▶ **Task**
Reproduce every line of the listing as written, apart from the pictures.

▶ **Extracted material**
▽

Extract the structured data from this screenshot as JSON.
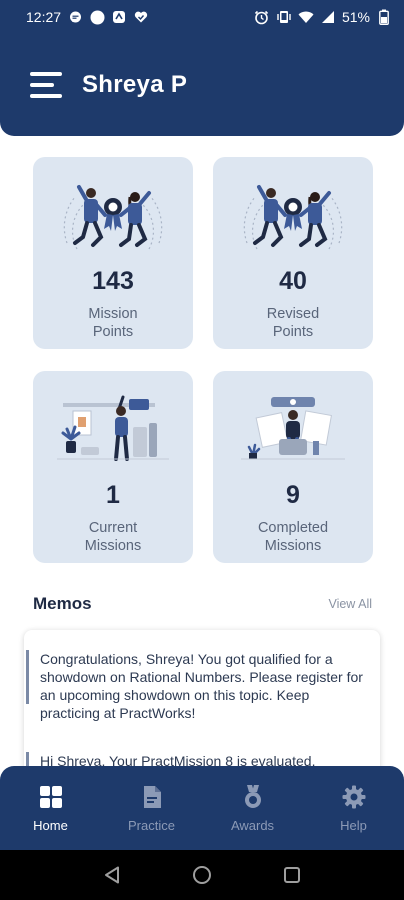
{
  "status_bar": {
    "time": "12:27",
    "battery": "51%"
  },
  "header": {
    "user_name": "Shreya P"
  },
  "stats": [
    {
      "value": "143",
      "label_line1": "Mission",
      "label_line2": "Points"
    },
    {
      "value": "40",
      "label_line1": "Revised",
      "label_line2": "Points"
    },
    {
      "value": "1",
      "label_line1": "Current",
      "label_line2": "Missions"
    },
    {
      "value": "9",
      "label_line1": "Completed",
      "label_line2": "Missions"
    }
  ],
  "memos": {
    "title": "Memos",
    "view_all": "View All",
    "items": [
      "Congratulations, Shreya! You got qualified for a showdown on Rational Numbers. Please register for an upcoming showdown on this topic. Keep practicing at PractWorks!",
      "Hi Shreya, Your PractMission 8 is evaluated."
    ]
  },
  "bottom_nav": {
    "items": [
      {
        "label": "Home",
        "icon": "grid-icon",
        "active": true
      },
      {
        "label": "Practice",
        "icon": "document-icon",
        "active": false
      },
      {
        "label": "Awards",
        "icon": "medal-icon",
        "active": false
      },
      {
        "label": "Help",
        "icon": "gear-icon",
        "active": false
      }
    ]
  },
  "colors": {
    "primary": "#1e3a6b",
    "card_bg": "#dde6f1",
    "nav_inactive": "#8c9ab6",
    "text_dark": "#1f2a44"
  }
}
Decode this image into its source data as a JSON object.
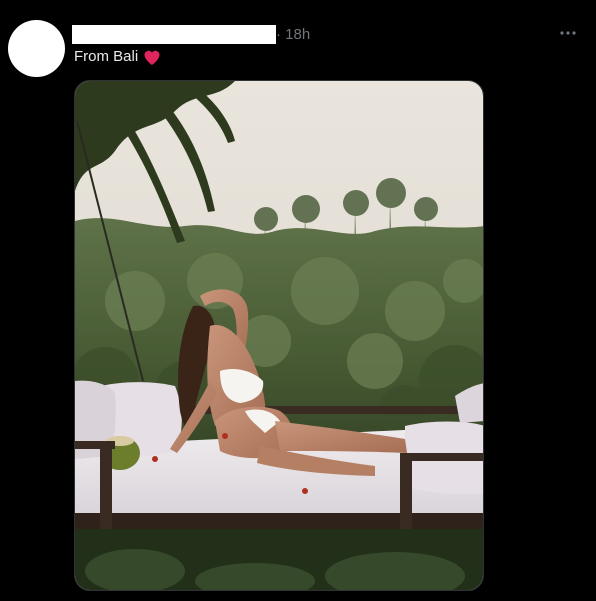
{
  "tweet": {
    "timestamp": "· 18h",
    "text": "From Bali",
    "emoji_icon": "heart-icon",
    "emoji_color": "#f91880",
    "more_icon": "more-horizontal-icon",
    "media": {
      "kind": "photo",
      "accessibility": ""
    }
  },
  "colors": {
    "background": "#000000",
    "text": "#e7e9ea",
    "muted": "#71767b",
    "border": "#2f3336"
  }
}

△

▶ **Response to this task**
Extract the structured data from this screenshot as JSON.
{
  "status_bar": {
    "time": "12:27",
    "battery": "51%"
  },
  "header": {
    "user_name": "Shreya P"
  },
  "stats": [
    {
      "value": "143",
      "label_line1": "Mission",
      "label_line2": "Points"
    },
    {
      "value": "40",
      "label_line1": "Revised",
      "label_line2": "Points"
    },
    {
      "value": "1",
      "label_line1": "Current",
      "label_line2": "Missions"
    },
    {
      "value": "9",
      "label_line1": "Completed",
      "label_line2": "Missions"
    }
  ],
  "memos": {
    "title": "Memos",
    "view_all": "View All",
    "items": [
      "Congratulations, Shreya! You got qualified for a showdown on Rational Numbers. Please register for an upcoming showdown on this topic. Keep practicing at PractWorks!",
      "Hi Shreya, Your PractMission 8 is evaluated."
    ]
  },
  "bottom_nav": {
    "items": [
      {
        "label": "Home",
        "icon": "grid-icon",
        "active": true
      },
      {
        "label": "Practice",
        "icon": "document-icon",
        "active": false
      },
      {
        "label": "Awards",
        "icon": "medal-icon",
        "active": false
      },
      {
        "label": "Help",
        "icon": "gear-icon",
        "active": false
      }
    ]
  },
  "colors": {
    "primary": "#1e3a6b",
    "card_bg": "#dde6f1",
    "nav_inactive": "#8c9ab6",
    "text_dark": "#1f2a44"
  }
}
Decode this image into its source data as a JSON object.
{
  "tweet": {
    "timestamp": "· 18h",
    "text": "From Bali",
    "emoji_icon": "heart-icon",
    "emoji_color": "#f91880",
    "more_icon": "more-horizontal-icon",
    "media": {
      "kind": "photo",
      "accessibility": ""
    }
  },
  "colors": {
    "background": "#000000",
    "text": "#e7e9ea",
    "muted": "#71767b",
    "border": "#2f3336"
  }
}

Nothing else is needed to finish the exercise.